| WHAT YOU HAVE TO DO |
Quote the data below in full, please, without altering anything.

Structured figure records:

::::

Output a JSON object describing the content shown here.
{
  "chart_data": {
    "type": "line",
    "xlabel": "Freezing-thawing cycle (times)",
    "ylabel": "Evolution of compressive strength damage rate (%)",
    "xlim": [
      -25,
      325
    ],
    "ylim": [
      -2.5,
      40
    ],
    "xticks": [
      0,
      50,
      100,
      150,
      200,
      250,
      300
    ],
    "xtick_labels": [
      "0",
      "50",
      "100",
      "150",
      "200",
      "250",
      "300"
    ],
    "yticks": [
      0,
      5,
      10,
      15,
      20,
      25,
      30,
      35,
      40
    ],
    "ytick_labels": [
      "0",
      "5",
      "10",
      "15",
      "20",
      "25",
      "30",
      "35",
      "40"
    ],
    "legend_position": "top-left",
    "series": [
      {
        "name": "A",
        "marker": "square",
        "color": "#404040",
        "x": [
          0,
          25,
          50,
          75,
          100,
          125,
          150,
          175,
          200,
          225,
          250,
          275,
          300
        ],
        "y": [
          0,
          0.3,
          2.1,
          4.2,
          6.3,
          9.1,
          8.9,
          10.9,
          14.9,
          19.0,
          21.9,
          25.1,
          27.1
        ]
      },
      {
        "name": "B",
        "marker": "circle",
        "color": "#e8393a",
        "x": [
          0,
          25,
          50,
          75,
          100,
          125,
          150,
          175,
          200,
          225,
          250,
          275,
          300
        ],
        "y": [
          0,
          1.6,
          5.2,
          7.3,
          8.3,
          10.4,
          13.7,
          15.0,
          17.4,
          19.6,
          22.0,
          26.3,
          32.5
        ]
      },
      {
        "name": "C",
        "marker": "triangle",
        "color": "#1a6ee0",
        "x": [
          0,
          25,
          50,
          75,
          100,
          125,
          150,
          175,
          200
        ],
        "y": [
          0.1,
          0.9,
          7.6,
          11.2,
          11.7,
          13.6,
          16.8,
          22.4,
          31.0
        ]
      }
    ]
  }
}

::::

| TASK OUTPUT |
Output a JSON object describing the content shown here.
{
  "chart_data": {
    "type": "line",
    "xlabel": "Freezing-thawing cycle (times)",
    "ylabel": "Evolution of compressive strength damage rate (%)",
    "xlim": [
      -25,
      325
    ],
    "ylim": [
      -2.5,
      40
    ],
    "xticks": [
      0,
      50,
      100,
      150,
      200,
      250,
      300
    ],
    "xtick_labels": [
      "0",
      "50",
      "100",
      "150",
      "200",
      "250",
      "300"
    ],
    "yticks": [
      0,
      5,
      10,
      15,
      20,
      25,
      30,
      35,
      40
    ],
    "ytick_labels": [
      "0",
      "5",
      "10",
      "15",
      "20",
      "25",
      "30",
      "35",
      "40"
    ],
    "legend_position": "top-left",
    "series": [
      {
        "name": "A",
        "marker": "square",
        "color": "#404040",
        "x": [
          0,
          25,
          50,
          75,
          100,
          125,
          150,
          175,
          200,
          225,
          250,
          275,
          300
        ],
        "y": [
          0,
          0.3,
          2.1,
          4.2,
          6.3,
          9.1,
          8.9,
          10.9,
          14.9,
          19.0,
          21.9,
          25.1,
          27.1
        ]
      },
      {
        "name": "B",
        "marker": "circle",
        "color": "#e8393a",
        "x": [
          0,
          25,
          50,
          75,
          100,
          125,
          150,
          175,
          200,
          225,
          250,
          275,
          300
        ],
        "y": [
          0,
          1.6,
          5.2,
          7.3,
          8.3,
          10.4,
          13.7,
          15.0,
          17.4,
          19.6,
          22.0,
          26.3,
          32.5
        ]
      },
      {
        "name": "C",
        "marker": "triangle",
        "color": "#1a6ee0",
        "x": [
          0,
          25,
          50,
          75,
          100,
          125,
          150,
          175,
          200
        ],
        "y": [
          0.1,
          0.9,
          7.6,
          11.2,
          11.7,
          13.6,
          16.8,
          22.4,
          31.0
        ]
      }
    ]
  }
}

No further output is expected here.